[Dataset rows]
+ + + +

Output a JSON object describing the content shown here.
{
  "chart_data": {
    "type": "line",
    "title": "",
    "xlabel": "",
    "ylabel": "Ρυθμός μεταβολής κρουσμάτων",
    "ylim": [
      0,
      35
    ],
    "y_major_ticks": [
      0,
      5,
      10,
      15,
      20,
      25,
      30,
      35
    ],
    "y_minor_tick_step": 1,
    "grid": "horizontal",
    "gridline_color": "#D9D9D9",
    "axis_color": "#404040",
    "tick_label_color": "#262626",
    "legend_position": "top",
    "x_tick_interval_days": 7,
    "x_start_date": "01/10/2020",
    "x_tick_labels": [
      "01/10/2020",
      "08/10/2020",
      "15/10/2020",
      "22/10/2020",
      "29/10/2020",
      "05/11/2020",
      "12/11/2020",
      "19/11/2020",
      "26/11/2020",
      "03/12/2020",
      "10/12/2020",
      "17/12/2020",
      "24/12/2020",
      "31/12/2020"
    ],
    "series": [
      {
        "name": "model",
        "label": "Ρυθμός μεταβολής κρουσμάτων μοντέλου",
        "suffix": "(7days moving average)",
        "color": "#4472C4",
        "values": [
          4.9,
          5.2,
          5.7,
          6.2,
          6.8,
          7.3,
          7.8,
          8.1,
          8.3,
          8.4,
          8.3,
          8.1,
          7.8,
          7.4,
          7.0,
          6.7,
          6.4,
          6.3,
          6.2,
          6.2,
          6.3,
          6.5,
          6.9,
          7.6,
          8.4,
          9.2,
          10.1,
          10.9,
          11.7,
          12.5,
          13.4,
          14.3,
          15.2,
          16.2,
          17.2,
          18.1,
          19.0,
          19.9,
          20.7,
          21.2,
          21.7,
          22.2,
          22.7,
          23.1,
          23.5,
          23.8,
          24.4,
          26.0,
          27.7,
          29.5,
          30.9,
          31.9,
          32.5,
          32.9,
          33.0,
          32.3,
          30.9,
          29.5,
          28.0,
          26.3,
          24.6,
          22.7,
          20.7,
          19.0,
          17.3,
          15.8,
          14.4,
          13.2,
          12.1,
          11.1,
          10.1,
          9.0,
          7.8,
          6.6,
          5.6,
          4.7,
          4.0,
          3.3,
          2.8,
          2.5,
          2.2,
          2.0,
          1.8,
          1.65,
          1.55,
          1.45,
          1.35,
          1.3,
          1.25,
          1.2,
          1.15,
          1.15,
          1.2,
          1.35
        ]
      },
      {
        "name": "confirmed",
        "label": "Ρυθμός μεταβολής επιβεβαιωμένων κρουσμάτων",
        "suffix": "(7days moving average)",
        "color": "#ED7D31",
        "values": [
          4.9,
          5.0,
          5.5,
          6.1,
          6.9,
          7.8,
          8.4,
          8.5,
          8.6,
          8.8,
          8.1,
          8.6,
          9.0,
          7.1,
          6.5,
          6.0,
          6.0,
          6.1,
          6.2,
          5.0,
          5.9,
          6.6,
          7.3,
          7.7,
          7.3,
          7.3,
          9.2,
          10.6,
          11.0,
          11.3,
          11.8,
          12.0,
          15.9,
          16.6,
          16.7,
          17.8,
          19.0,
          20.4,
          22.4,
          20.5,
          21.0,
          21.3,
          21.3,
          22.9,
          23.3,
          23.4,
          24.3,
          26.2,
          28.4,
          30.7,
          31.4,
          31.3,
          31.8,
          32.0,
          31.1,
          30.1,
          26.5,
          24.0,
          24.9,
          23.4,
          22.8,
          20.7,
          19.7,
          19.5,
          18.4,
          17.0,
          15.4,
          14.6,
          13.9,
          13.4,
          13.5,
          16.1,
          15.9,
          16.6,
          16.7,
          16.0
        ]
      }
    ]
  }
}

+ + + +

● **INSTRUCTIONS FOR THE TASK**
Tally how many lines in the material above hold the word "Ρυθμός". Write only that number.

● **THE COMPLETED TASK**
3